Write out every line of the material as it stands, apart from the pictures.

-- -- --

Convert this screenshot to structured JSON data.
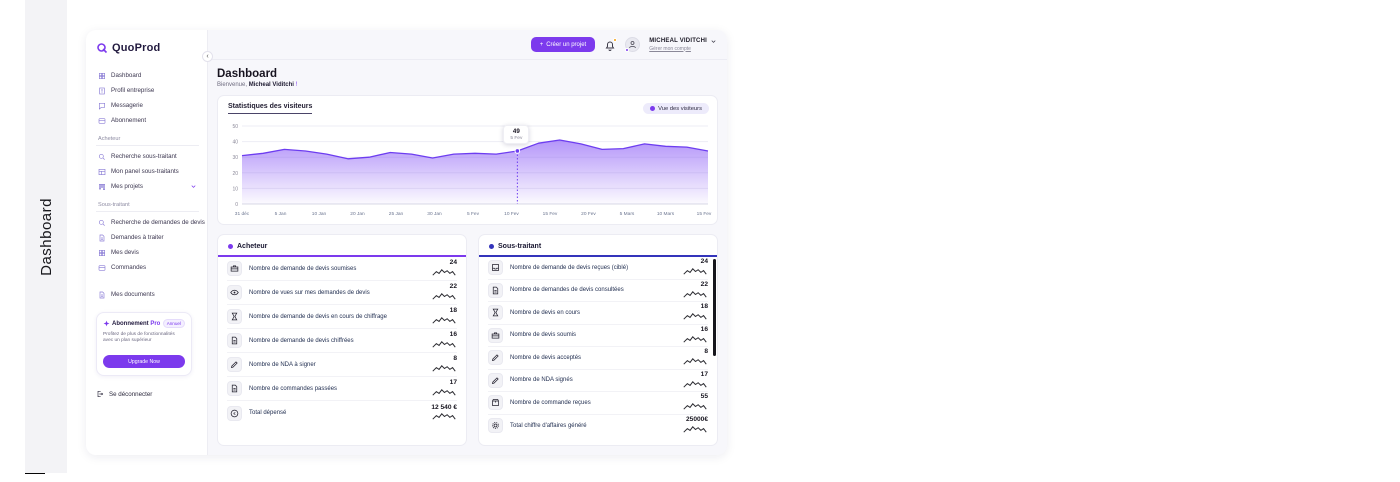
{
  "window_tab": {
    "label": "Dashboard"
  },
  "brand": {
    "name": "QuoProd"
  },
  "sidebar": {
    "main_items": [
      {
        "label": "Dashboard"
      },
      {
        "label": "Profil entreprise"
      },
      {
        "label": "Messagerie"
      },
      {
        "label": "Abonnement"
      }
    ],
    "section_acheteur": {
      "label": "Acheteur",
      "items": [
        {
          "label": "Recherche sous-traitant"
        },
        {
          "label": "Mon panel sous-traitants"
        },
        {
          "label": "Mes projets"
        }
      ]
    },
    "section_soustraitant": {
      "label": "Sous-traitant",
      "items": [
        {
          "label": "Recherche de demandes de devis"
        },
        {
          "label": "Demandes à traiter"
        },
        {
          "label": "Mes devis"
        },
        {
          "label": "Commandes"
        }
      ]
    },
    "documents_item": {
      "label": "Mes documents"
    },
    "subscription": {
      "title_prefix": "Abonnement ",
      "title_highlight": "Pro",
      "badge": "Annuel",
      "description": "Profitez de plus de fonctionnalités avec un plan supérieur",
      "button": "Upgrade Now"
    },
    "logout_label": "Se déconnecter",
    "collapse_glyph": "‹"
  },
  "header": {
    "create_button_label": "Créer un projet",
    "user_name": "MICHEAL VIDITCHI",
    "account_link": "Gérer mon compte"
  },
  "page": {
    "title": "Dashboard",
    "welcome_prefix": "Bienvenue, ",
    "welcome_name": "Micheal Viditchi",
    "welcome_suffix": " !"
  },
  "chart_card": {
    "title": "Statistiques des visiteurs",
    "legend_label": "Vue des visiteurs"
  },
  "chart_data": {
    "type": "area",
    "title": "Statistiques des visiteurs",
    "legend": [
      "Vue des visiteurs"
    ],
    "legend_position": "top-right",
    "grid": true,
    "ylim": [
      0,
      50
    ],
    "y_ticks": [
      0,
      10,
      20,
      30,
      40,
      50
    ],
    "x_tick_labels": [
      "31 déc",
      "5 Jan",
      "10 Jan",
      "20 Jan",
      "25 Jan",
      "30 Jan",
      "5 Fev",
      "10 Fev",
      "15 Fev",
      "20 Fev",
      "5 Mars",
      "10 Mars",
      "15 Fev"
    ],
    "series": [
      {
        "name": "Vue des visiteurs",
        "values": [
          31,
          32.5,
          35,
          34,
          32,
          29,
          30,
          33,
          32,
          29.5,
          32,
          32.5,
          32,
          34,
          39,
          41,
          38.5,
          35,
          35.5,
          38.5,
          37,
          36.5,
          34
        ]
      }
    ],
    "highlight": {
      "index": 13,
      "value": "49",
      "label": "5 Fev"
    }
  },
  "panels": {
    "acheteur": {
      "title": "Acheteur",
      "rows": [
        {
          "icon": "briefcase-icon",
          "label": "Nombre de demande de devis soumises",
          "value": "24"
        },
        {
          "icon": "eye-icon",
          "label": "Nombre de vues sur mes demandes de devis",
          "value": "22"
        },
        {
          "icon": "hourglass-icon",
          "label": "Nombre de demande de devis en cours de chiffrage",
          "value": "18"
        },
        {
          "icon": "document-icon",
          "label": "Nombre de demande de devis chiffrées",
          "value": "16"
        },
        {
          "icon": "signature-icon",
          "label": "Nombre de NDA à signer",
          "value": "8"
        },
        {
          "icon": "document-icon",
          "label": "Nombre de commandes passées",
          "value": "17"
        },
        {
          "icon": "euro-icon",
          "label": "Total dépensé",
          "value": "12 540 €"
        }
      ]
    },
    "sous_traitant": {
      "title": "Sous-traitant",
      "rows": [
        {
          "icon": "inbox-icon",
          "label": "Nombre de demande de devis reçues (ciblé)",
          "value": "24"
        },
        {
          "icon": "document-icon",
          "label": "Nombre de demandes de devis consultées",
          "value": "22"
        },
        {
          "icon": "hourglass-icon",
          "label": "Nombre de devis en cours",
          "value": "18"
        },
        {
          "icon": "briefcase-icon",
          "label": "Nombre de devis soumis",
          "value": "16"
        },
        {
          "icon": "signature-icon",
          "label": "Nombre de devis acceptés",
          "value": "8"
        },
        {
          "icon": "signature-icon",
          "label": "Nombre de NDA signés",
          "value": "17"
        },
        {
          "icon": "box-icon",
          "label": "Nombre de commande reçues",
          "value": "55"
        },
        {
          "icon": "gear-icon",
          "label": "Total chiffre d'affaires généré",
          "value": "25000€"
        }
      ]
    }
  },
  "colors": {
    "accent_purple": "#7c3aed",
    "chart_line": "#6d3df0",
    "chart_fill": "#8b5cf6",
    "acheteur_accent": "#7c3aed",
    "sous_traitant_accent": "#3434bb",
    "notification_badge": "#f59e0b",
    "card_background": "#f7f7fb"
  }
}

-- -- --

Result for this exercise
Convert this screenshot to structured JSON data.
{
  "window_tab": {
    "label": "Dashboard"
  },
  "brand": {
    "name": "QuoProd"
  },
  "sidebar": {
    "main_items": [
      {
        "label": "Dashboard"
      },
      {
        "label": "Profil entreprise"
      },
      {
        "label": "Messagerie"
      },
      {
        "label": "Abonnement"
      }
    ],
    "section_acheteur": {
      "label": "Acheteur",
      "items": [
        {
          "label": "Recherche sous-traitant"
        },
        {
          "label": "Mon panel sous-traitants"
        },
        {
          "label": "Mes projets"
        }
      ]
    },
    "section_soustraitant": {
      "label": "Sous-traitant",
      "items": [
        {
          "label": "Recherche de demandes de devis"
        },
        {
          "label": "Demandes à traiter"
        },
        {
          "label": "Mes devis"
        },
        {
          "label": "Commandes"
        }
      ]
    },
    "documents_item": {
      "label": "Mes documents"
    },
    "subscription": {
      "title_prefix": "Abonnement ",
      "title_highlight": "Pro",
      "badge": "Annuel",
      "description": "Profitez de plus de fonctionnalités avec un plan supérieur",
      "button": "Upgrade Now"
    },
    "logout_label": "Se déconnecter",
    "collapse_glyph": "‹"
  },
  "header": {
    "create_button_label": "Créer un projet",
    "user_name": "MICHEAL VIDITCHI",
    "account_link": "Gérer mon compte"
  },
  "page": {
    "title": "Dashboard",
    "welcome_prefix": "Bienvenue, ",
    "welcome_name": "Micheal Viditchi",
    "welcome_suffix": " !"
  },
  "chart_card": {
    "title": "Statistiques des visiteurs",
    "legend_label": "Vue des visiteurs"
  },
  "chart_data": {
    "type": "area",
    "title": "Statistiques des visiteurs",
    "legend": [
      "Vue des visiteurs"
    ],
    "legend_position": "top-right",
    "grid": true,
    "ylim": [
      0,
      50
    ],
    "y_ticks": [
      0,
      10,
      20,
      30,
      40,
      50
    ],
    "x_tick_labels": [
      "31 déc",
      "5 Jan",
      "10 Jan",
      "20 Jan",
      "25 Jan",
      "30 Jan",
      "5 Fev",
      "10 Fev",
      "15 Fev",
      "20 Fev",
      "5 Mars",
      "10 Mars",
      "15 Fev"
    ],
    "series": [
      {
        "name": "Vue des visiteurs",
        "values": [
          31,
          32.5,
          35,
          34,
          32,
          29,
          30,
          33,
          32,
          29.5,
          32,
          32.5,
          32,
          34,
          39,
          41,
          38.5,
          35,
          35.5,
          38.5,
          37,
          36.5,
          34
        ]
      }
    ],
    "highlight": {
      "index": 13,
      "value": "49",
      "label": "5 Fev"
    }
  },
  "panels": {
    "acheteur": {
      "title": "Acheteur",
      "rows": [
        {
          "icon": "briefcase-icon",
          "label": "Nombre de demande de devis soumises",
          "value": "24"
        },
        {
          "icon": "eye-icon",
          "label": "Nombre de vues sur mes demandes de devis",
          "value": "22"
        },
        {
          "icon": "hourglass-icon",
          "label": "Nombre de demande de devis en cours de chiffrage",
          "value": "18"
        },
        {
          "icon": "document-icon",
          "label": "Nombre de demande de devis chiffrées",
          "value": "16"
        },
        {
          "icon": "signature-icon",
          "label": "Nombre de NDA à signer",
          "value": "8"
        },
        {
          "icon": "document-icon",
          "label": "Nombre de commandes passées",
          "value": "17"
        },
        {
          "icon": "euro-icon",
          "label": "Total dépensé",
          "value": "12 540 €"
        }
      ]
    },
    "sous_traitant": {
      "title": "Sous-traitant",
      "rows": [
        {
          "icon": "inbox-icon",
          "label": "Nombre de demande de devis reçues (ciblé)",
          "value": "24"
        },
        {
          "icon": "document-icon",
          "label": "Nombre de demandes de devis consultées",
          "value": "22"
        },
        {
          "icon": "hourglass-icon",
          "label": "Nombre de devis en cours",
          "value": "18"
        },
        {
          "icon": "briefcase-icon",
          "label": "Nombre de devis soumis",
          "value": "16"
        },
        {
          "icon": "signature-icon",
          "label": "Nombre de devis acceptés",
          "value": "8"
        },
        {
          "icon": "signature-icon",
          "label": "Nombre de NDA signés",
          "value": "17"
        },
        {
          "icon": "box-icon",
          "label": "Nombre de commande reçues",
          "value": "55"
        },
        {
          "icon": "gear-icon",
          "label": "Total chiffre d'affaires généré",
          "value": "25000€"
        }
      ]
    }
  },
  "colors": {
    "accent_purple": "#7c3aed",
    "chart_line": "#6d3df0",
    "chart_fill": "#8b5cf6",
    "acheteur_accent": "#7c3aed",
    "sous_traitant_accent": "#3434bb",
    "notification_badge": "#f59e0b",
    "card_background": "#f7f7fb"
  }
}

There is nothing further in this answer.